**DATASET RECORDS**.
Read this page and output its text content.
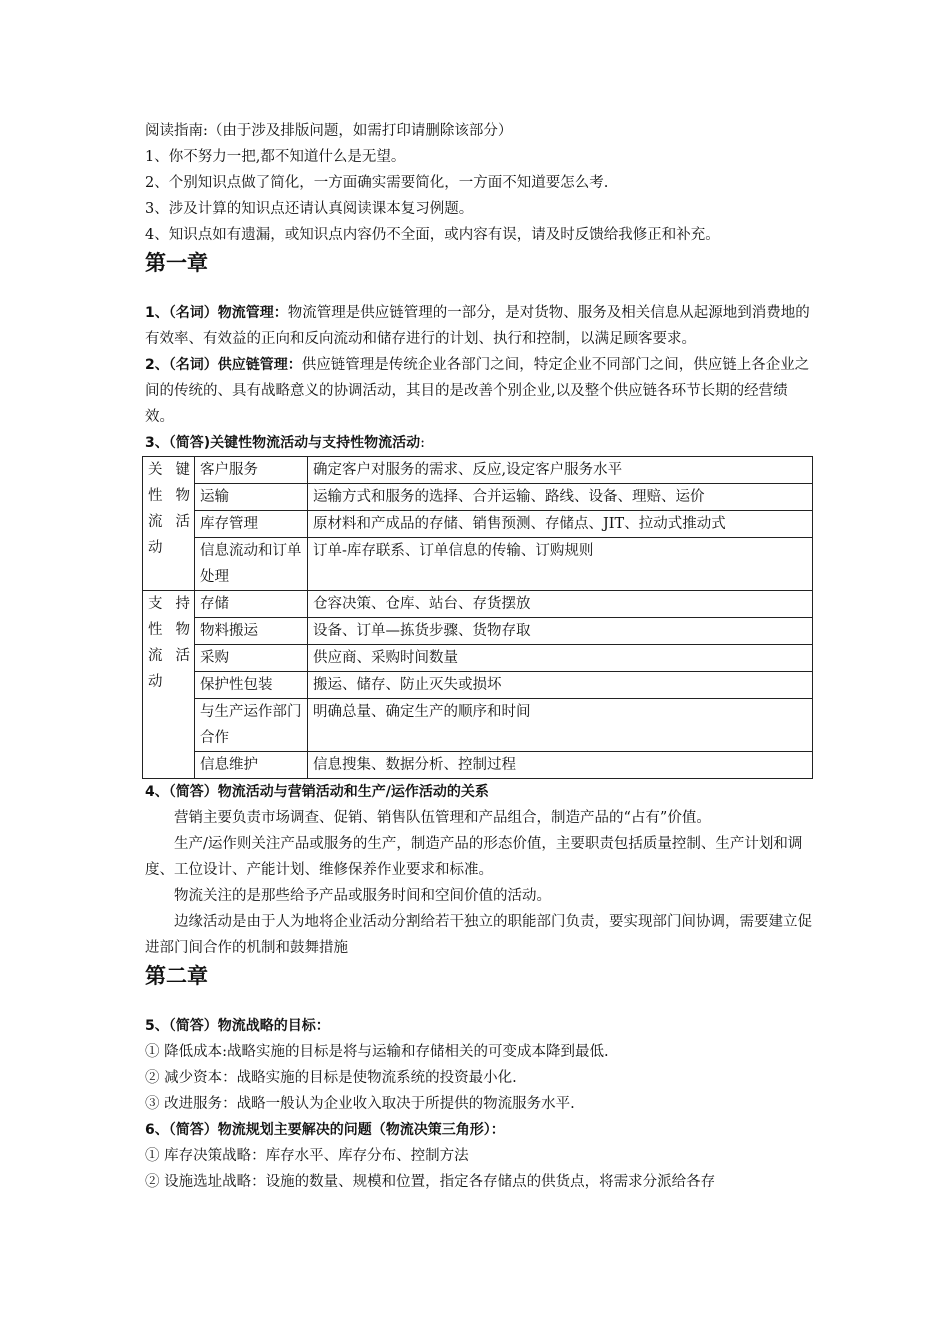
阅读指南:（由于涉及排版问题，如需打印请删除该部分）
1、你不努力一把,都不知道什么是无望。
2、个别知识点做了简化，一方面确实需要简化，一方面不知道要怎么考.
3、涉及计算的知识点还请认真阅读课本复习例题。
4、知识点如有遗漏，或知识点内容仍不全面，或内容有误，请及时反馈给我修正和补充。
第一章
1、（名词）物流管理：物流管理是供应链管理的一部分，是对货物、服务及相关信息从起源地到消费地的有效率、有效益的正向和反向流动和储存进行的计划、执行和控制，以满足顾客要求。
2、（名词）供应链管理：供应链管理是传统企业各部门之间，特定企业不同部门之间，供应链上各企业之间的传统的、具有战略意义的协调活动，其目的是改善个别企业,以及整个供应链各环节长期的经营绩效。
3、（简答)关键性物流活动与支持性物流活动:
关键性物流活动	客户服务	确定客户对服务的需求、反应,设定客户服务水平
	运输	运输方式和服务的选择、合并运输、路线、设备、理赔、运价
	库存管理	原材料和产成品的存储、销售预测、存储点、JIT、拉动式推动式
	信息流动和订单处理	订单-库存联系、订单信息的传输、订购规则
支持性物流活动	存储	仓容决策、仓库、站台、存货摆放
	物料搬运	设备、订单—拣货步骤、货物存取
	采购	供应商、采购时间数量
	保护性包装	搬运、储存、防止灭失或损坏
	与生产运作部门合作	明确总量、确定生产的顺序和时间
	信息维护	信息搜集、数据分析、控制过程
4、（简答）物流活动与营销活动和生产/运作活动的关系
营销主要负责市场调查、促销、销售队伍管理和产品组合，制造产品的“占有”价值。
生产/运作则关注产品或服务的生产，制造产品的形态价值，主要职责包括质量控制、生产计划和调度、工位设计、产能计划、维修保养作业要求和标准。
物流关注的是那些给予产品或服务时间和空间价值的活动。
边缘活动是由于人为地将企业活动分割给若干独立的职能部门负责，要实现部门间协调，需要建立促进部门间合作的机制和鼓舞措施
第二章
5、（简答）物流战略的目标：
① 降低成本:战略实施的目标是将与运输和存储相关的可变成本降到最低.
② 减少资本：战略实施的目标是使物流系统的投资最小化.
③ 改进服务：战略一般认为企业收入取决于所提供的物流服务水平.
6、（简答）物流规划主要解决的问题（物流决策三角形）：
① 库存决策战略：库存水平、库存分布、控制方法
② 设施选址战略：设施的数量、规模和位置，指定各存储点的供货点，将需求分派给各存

--

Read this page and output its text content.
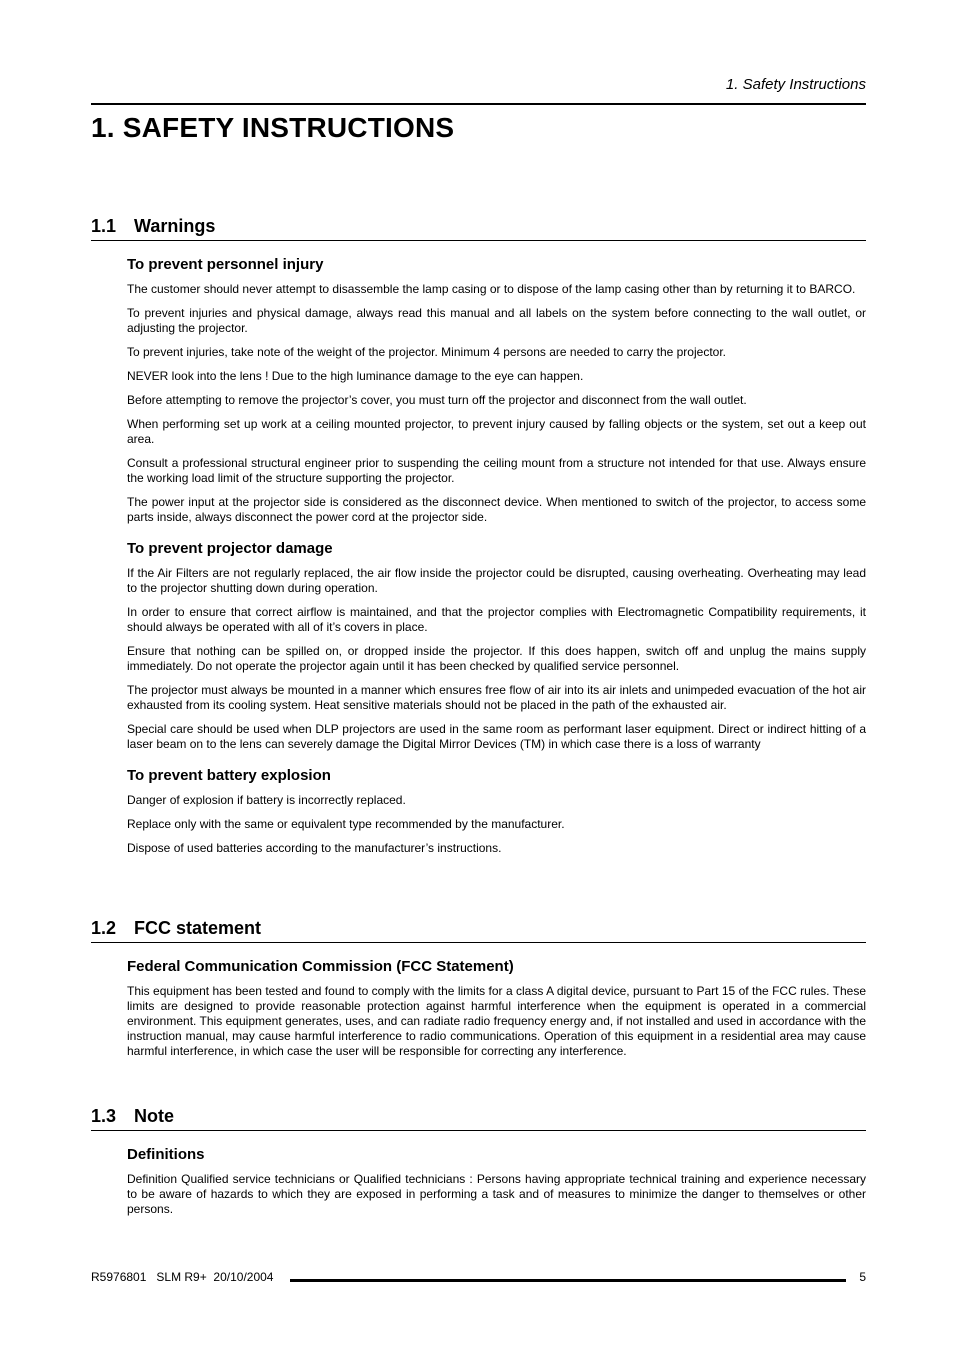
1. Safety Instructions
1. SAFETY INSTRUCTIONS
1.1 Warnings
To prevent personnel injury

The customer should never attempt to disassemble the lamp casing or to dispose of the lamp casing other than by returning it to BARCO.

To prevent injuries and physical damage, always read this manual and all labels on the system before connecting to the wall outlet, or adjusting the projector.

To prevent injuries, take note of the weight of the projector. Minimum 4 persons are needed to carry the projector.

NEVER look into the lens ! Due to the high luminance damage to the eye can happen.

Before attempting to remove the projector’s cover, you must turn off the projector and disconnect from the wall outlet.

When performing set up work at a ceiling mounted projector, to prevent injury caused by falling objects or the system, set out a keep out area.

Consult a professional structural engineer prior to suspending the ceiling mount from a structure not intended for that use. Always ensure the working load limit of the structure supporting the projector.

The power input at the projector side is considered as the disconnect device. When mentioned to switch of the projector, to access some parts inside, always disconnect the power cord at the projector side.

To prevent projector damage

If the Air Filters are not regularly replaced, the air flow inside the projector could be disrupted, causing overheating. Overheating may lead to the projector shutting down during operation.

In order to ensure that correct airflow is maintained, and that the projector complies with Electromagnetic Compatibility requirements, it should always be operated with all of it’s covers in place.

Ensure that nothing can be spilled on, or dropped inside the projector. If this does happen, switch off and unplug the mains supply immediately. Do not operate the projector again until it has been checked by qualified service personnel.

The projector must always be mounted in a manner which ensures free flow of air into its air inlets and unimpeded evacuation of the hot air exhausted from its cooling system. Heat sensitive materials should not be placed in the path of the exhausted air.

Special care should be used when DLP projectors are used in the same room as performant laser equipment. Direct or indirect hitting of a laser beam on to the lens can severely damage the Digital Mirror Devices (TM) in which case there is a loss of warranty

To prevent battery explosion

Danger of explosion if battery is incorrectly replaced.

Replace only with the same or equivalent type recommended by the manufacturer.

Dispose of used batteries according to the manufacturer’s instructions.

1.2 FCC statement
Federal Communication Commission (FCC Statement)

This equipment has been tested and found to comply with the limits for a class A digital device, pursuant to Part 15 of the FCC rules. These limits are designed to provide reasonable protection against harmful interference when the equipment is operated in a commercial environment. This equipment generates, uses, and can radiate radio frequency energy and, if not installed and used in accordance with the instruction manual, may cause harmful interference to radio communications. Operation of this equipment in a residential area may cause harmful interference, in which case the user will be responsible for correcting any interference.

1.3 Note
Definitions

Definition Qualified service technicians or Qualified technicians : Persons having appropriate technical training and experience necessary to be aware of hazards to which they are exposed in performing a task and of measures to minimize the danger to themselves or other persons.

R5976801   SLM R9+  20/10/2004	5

**SET PROBLEM**. Give the number of lines where the string "must" occurs, without any further text.

**EXPECTED ANSWER**. 2